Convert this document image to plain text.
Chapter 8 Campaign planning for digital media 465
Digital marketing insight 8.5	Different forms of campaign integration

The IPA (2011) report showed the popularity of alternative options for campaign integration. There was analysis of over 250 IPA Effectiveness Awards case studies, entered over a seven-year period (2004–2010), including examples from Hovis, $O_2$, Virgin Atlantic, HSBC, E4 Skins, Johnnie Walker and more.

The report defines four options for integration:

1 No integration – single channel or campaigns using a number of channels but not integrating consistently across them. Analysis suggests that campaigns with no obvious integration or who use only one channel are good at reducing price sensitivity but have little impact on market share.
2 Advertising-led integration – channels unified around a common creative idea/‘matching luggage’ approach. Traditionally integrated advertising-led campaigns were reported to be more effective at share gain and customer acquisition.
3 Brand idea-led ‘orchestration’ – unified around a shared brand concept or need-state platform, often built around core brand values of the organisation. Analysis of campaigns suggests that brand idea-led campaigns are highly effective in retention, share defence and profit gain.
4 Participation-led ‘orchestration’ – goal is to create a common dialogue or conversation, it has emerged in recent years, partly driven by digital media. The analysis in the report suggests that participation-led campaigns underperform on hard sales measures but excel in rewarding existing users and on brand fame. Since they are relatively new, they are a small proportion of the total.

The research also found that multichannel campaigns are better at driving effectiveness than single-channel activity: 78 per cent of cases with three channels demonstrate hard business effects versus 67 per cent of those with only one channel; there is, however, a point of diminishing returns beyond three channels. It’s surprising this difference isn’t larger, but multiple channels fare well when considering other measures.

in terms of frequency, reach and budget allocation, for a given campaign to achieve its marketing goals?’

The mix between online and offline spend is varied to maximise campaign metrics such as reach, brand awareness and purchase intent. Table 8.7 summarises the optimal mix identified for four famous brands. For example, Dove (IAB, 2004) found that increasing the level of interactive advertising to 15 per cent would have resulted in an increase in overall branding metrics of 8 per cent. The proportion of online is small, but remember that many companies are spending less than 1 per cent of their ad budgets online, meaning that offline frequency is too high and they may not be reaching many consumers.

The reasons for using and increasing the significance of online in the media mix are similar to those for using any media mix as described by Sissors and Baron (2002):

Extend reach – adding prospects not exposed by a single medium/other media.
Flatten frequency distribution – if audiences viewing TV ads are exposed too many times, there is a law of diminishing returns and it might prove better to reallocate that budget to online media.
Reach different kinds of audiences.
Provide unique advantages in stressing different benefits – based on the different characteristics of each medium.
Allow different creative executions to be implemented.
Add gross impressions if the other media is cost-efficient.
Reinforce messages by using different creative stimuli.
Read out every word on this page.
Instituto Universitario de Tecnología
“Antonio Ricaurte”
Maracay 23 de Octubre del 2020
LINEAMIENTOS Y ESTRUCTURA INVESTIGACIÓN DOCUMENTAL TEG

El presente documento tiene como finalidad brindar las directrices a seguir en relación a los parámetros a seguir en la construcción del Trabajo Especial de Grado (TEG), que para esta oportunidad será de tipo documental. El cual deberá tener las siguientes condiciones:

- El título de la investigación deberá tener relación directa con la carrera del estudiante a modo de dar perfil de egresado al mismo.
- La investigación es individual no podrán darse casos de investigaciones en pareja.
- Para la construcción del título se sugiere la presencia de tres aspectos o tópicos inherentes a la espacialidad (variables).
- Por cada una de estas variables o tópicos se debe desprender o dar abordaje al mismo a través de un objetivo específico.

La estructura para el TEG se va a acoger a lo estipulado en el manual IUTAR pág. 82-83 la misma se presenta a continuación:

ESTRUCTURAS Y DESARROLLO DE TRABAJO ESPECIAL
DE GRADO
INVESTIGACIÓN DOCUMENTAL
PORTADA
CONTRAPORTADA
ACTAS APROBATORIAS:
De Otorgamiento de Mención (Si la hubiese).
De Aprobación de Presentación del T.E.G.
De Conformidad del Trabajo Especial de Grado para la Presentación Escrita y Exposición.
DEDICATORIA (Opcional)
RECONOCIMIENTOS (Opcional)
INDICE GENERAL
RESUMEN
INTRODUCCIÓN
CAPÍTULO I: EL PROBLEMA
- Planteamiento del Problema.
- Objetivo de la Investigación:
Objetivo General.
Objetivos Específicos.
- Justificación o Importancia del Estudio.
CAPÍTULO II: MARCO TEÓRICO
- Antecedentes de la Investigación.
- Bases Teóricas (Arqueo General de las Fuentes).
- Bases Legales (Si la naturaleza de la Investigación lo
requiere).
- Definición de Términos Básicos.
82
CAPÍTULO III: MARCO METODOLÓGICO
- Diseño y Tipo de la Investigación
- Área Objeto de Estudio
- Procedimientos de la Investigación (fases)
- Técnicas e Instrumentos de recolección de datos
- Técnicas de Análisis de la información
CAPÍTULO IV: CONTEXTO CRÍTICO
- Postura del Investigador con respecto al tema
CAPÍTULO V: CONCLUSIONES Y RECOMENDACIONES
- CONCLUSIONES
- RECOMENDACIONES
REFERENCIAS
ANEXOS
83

────────────────────

**The exercise**
Lines holding the word "increasing" in the entries above are the ones to pull out. Copy them all.

**Expected answer**
The mix between online and offline spend is varied to maximise campaign metrics such as reach, brand awareness and purchase intent. Table 8.7 summarises the optimal mix identified for four famous brands. For example, Dove (IAB, 2004) found that increasing the level of interactive advertising to 15 per cent would have resulted in an increase in overall branding metrics of 8 per cent. The proportion of online is small, but remember that many companies are spending less than 1 per cent of their ad budgets online, meaning that offline frequency is too high and they may not be reaching many consumers.
The reasons for using and increasing the significance of online in the media mix are similar to those for using any media mix as described by Sissors and Baron (2002):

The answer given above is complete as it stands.